[WORK TO BE COMPLETED]
All material below is to be reproduced exactly.

Stored dataset items:
--- --- ---
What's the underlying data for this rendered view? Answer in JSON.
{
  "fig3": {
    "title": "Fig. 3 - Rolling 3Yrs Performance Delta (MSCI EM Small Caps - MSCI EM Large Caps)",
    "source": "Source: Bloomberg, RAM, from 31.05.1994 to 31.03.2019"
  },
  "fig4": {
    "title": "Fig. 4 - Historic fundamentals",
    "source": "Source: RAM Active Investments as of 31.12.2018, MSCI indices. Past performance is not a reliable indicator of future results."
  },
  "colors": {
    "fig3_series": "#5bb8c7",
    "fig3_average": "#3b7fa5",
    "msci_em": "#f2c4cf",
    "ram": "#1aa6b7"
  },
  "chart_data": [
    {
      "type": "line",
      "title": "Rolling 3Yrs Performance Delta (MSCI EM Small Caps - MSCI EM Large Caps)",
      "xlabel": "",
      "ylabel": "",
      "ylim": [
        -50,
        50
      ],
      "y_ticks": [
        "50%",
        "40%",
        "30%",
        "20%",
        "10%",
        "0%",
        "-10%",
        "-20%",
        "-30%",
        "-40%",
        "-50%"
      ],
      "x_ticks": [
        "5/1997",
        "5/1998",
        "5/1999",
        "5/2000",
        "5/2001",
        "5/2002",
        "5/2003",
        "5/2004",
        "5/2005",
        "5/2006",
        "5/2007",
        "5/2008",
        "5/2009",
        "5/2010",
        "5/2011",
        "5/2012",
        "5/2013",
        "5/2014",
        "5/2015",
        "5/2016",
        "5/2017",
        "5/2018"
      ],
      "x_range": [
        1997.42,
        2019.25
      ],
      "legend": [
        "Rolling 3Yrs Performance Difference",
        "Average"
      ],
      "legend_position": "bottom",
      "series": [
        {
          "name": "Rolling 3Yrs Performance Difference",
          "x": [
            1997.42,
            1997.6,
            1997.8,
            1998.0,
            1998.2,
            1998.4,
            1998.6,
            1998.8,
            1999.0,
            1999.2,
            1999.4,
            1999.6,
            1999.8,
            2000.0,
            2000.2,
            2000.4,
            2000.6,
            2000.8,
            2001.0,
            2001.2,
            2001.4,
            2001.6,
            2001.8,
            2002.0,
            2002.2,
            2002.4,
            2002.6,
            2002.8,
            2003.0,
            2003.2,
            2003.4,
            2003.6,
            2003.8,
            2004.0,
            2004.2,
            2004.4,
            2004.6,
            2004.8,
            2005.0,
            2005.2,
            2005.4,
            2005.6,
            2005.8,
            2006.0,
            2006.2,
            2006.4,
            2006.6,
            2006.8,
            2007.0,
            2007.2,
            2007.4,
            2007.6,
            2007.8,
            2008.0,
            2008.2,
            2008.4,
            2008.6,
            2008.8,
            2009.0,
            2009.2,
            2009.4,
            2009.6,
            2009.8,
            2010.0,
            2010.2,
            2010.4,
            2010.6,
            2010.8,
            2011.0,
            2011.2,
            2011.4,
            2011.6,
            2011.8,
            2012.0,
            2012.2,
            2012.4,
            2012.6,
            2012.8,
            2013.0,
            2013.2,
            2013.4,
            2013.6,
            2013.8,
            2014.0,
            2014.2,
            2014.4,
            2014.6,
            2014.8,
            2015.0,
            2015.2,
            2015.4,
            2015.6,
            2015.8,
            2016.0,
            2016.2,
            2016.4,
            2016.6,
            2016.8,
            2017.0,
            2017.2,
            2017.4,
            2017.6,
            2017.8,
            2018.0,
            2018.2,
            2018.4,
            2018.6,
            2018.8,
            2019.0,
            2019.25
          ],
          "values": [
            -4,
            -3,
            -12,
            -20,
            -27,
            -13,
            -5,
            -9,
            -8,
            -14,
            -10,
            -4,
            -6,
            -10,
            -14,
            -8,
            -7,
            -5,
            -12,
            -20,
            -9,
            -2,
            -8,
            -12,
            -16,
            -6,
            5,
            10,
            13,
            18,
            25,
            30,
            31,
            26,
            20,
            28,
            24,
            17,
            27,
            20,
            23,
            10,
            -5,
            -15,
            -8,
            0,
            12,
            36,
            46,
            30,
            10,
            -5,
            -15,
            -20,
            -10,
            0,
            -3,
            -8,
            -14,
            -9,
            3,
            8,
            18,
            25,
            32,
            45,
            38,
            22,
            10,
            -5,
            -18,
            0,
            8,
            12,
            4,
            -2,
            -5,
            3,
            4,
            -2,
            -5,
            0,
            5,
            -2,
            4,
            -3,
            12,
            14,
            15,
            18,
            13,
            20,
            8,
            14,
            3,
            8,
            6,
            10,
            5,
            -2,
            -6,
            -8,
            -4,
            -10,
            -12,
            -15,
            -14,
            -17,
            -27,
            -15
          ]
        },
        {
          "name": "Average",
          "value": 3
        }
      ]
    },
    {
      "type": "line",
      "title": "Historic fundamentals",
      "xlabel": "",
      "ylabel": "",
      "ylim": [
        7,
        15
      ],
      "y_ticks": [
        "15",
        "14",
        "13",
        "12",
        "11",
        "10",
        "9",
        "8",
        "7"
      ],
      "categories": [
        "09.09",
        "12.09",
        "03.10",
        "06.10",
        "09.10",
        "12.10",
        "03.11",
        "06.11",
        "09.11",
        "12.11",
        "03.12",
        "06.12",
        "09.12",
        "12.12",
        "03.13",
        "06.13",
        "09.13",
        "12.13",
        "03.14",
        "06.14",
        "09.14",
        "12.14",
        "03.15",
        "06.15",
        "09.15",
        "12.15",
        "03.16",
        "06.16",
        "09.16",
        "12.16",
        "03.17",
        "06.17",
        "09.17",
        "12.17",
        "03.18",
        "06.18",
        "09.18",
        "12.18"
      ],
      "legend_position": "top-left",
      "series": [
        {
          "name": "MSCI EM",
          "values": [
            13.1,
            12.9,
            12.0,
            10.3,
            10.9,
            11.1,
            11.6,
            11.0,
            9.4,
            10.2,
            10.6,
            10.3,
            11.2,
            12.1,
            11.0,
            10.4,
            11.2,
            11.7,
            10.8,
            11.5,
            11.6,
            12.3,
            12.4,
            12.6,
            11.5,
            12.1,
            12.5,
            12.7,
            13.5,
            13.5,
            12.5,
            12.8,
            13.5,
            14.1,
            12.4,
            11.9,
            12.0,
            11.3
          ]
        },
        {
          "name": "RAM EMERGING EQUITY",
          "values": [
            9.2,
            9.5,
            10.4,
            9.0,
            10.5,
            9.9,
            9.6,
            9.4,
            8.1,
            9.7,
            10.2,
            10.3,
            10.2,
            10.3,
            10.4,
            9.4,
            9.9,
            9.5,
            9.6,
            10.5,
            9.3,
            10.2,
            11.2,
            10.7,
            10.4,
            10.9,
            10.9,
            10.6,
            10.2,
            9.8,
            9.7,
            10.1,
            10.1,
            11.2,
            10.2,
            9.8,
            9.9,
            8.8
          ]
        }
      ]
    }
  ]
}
--- --- ---
[RESULT BELOW]
What's the underlying data for this rendered view? Answer in JSON.
{
  "fig3": {
    "title": "Fig. 3 - Rolling 3Yrs Performance Delta (MSCI EM Small Caps - MSCI EM Large Caps)",
    "source": "Source: Bloomberg, RAM, from 31.05.1994 to 31.03.2019"
  },
  "fig4": {
    "title": "Fig. 4 - Historic fundamentals",
    "source": "Source: RAM Active Investments as of 31.12.2018, MSCI indices. Past performance is not a reliable indicator of future results."
  },
  "colors": {
    "fig3_series": "#5bb8c7",
    "fig3_average": "#3b7fa5",
    "msci_em": "#f2c4cf",
    "ram": "#1aa6b7"
  },
  "chart_data": [
    {
      "type": "line",
      "title": "Rolling 3Yrs Performance Delta (MSCI EM Small Caps - MSCI EM Large Caps)",
      "xlabel": "",
      "ylabel": "",
      "ylim": [
        -50,
        50
      ],
      "y_ticks": [
        "50%",
        "40%",
        "30%",
        "20%",
        "10%",
        "0%",
        "-10%",
        "-20%",
        "-30%",
        "-40%",
        "-50%"
      ],
      "x_ticks": [
        "5/1997",
        "5/1998",
        "5/1999",
        "5/2000",
        "5/2001",
        "5/2002",
        "5/2003",
        "5/2004",
        "5/2005",
        "5/2006",
        "5/2007",
        "5/2008",
        "5/2009",
        "5/2010",
        "5/2011",
        "5/2012",
        "5/2013",
        "5/2014",
        "5/2015",
        "5/2016",
        "5/2017",
        "5/2018"
      ],
      "x_range": [
        1997.42,
        2019.25
      ],
      "legend": [
        "Rolling 3Yrs Performance Difference",
        "Average"
      ],
      "legend_position": "bottom",
      "series": [
        {
          "name": "Rolling 3Yrs Performance Difference",
          "x": [
            1997.42,
            1997.6,
            1997.8,
            1998.0,
            1998.2,
            1998.4,
            1998.6,
            1998.8,
            1999.0,
            1999.2,
            1999.4,
            1999.6,
            1999.8,
            2000.0,
            2000.2,
            2000.4,
            2000.6,
            2000.8,
            2001.0,
            2001.2,
            2001.4,
            2001.6,
            2001.8,
            2002.0,
            2002.2,
            2002.4,
            2002.6,
            2002.8,
            2003.0,
            2003.2,
            2003.4,
            2003.6,
            2003.8,
            2004.0,
            2004.2,
            2004.4,
            2004.6,
            2004.8,
            2005.0,
            2005.2,
            2005.4,
            2005.6,
            2005.8,
            2006.0,
            2006.2,
            2006.4,
            2006.6,
            2006.8,
            2007.0,
            2007.2,
            2007.4,
            2007.6,
            2007.8,
            2008.0,
            2008.2,
            2008.4,
            2008.6,
            2008.8,
            2009.0,
            2009.2,
            2009.4,
            2009.6,
            2009.8,
            2010.0,
            2010.2,
            2010.4,
            2010.6,
            2010.8,
            2011.0,
            2011.2,
            2011.4,
            2011.6,
            2011.8,
            2012.0,
            2012.2,
            2012.4,
            2012.6,
            2012.8,
            2013.0,
            2013.2,
            2013.4,
            2013.6,
            2013.8,
            2014.0,
            2014.2,
            2014.4,
            2014.6,
            2014.8,
            2015.0,
            2015.2,
            2015.4,
            2015.6,
            2015.8,
            2016.0,
            2016.2,
            2016.4,
            2016.6,
            2016.8,
            2017.0,
            2017.2,
            2017.4,
            2017.6,
            2017.8,
            2018.0,
            2018.2,
            2018.4,
            2018.6,
            2018.8,
            2019.0,
            2019.25
          ],
          "values": [
            -4,
            -3,
            -12,
            -20,
            -27,
            -13,
            -5,
            -9,
            -8,
            -14,
            -10,
            -4,
            -6,
            -10,
            -14,
            -8,
            -7,
            -5,
            -12,
            -20,
            -9,
            -2,
            -8,
            -12,
            -16,
            -6,
            5,
            10,
            13,
            18,
            25,
            30,
            31,
            26,
            20,
            28,
            24,
            17,
            27,
            20,
            23,
            10,
            -5,
            -15,
            -8,
            0,
            12,
            36,
            46,
            30,
            10,
            -5,
            -15,
            -20,
            -10,
            0,
            -3,
            -8,
            -14,
            -9,
            3,
            8,
            18,
            25,
            32,
            45,
            38,
            22,
            10,
            -5,
            -18,
            0,
            8,
            12,
            4,
            -2,
            -5,
            3,
            4,
            -2,
            -5,
            0,
            5,
            -2,
            4,
            -3,
            12,
            14,
            15,
            18,
            13,
            20,
            8,
            14,
            3,
            8,
            6,
            10,
            5,
            -2,
            -6,
            -8,
            -4,
            -10,
            -12,
            -15,
            -14,
            -17,
            -27,
            -15
          ]
        },
        {
          "name": "Average",
          "value": 3
        }
      ]
    },
    {
      "type": "line",
      "title": "Historic fundamentals",
      "xlabel": "",
      "ylabel": "",
      "ylim": [
        7,
        15
      ],
      "y_ticks": [
        "15",
        "14",
        "13",
        "12",
        "11",
        "10",
        "9",
        "8",
        "7"
      ],
      "categories": [
        "09.09",
        "12.09",
        "03.10",
        "06.10",
        "09.10",
        "12.10",
        "03.11",
        "06.11",
        "09.11",
        "12.11",
        "03.12",
        "06.12",
        "09.12",
        "12.12",
        "03.13",
        "06.13",
        "09.13",
        "12.13",
        "03.14",
        "06.14",
        "09.14",
        "12.14",
        "03.15",
        "06.15",
        "09.15",
        "12.15",
        "03.16",
        "06.16",
        "09.16",
        "12.16",
        "03.17",
        "06.17",
        "09.17",
        "12.17",
        "03.18",
        "06.18",
        "09.18",
        "12.18"
      ],
      "legend_position": "top-left",
      "series": [
        {
          "name": "MSCI EM",
          "values": [
            13.1,
            12.9,
            12.0,
            10.3,
            10.9,
            11.1,
            11.6,
            11.0,
            9.4,
            10.2,
            10.6,
            10.3,
            11.2,
            12.1,
            11.0,
            10.4,
            11.2,
            11.7,
            10.8,
            11.5,
            11.6,
            12.3,
            12.4,
            12.6,
            11.5,
            12.1,
            12.5,
            12.7,
            13.5,
            13.5,
            12.5,
            12.8,
            13.5,
            14.1,
            12.4,
            11.9,
            12.0,
            11.3
          ]
        },
        {
          "name": "RAM EMERGING EQUITY",
          "values": [
            9.2,
            9.5,
            10.4,
            9.0,
            10.5,
            9.9,
            9.6,
            9.4,
            8.1,
            9.7,
            10.2,
            10.3,
            10.2,
            10.3,
            10.4,
            9.4,
            9.9,
            9.5,
            9.6,
            10.5,
            9.3,
            10.2,
            11.2,
            10.7,
            10.4,
            10.9,
            10.9,
            10.6,
            10.2,
            9.8,
            9.7,
            10.1,
            10.1,
            11.2,
            10.2,
            9.8,
            9.9,
            8.8
          ]
        }
      ]
    }
  ]
}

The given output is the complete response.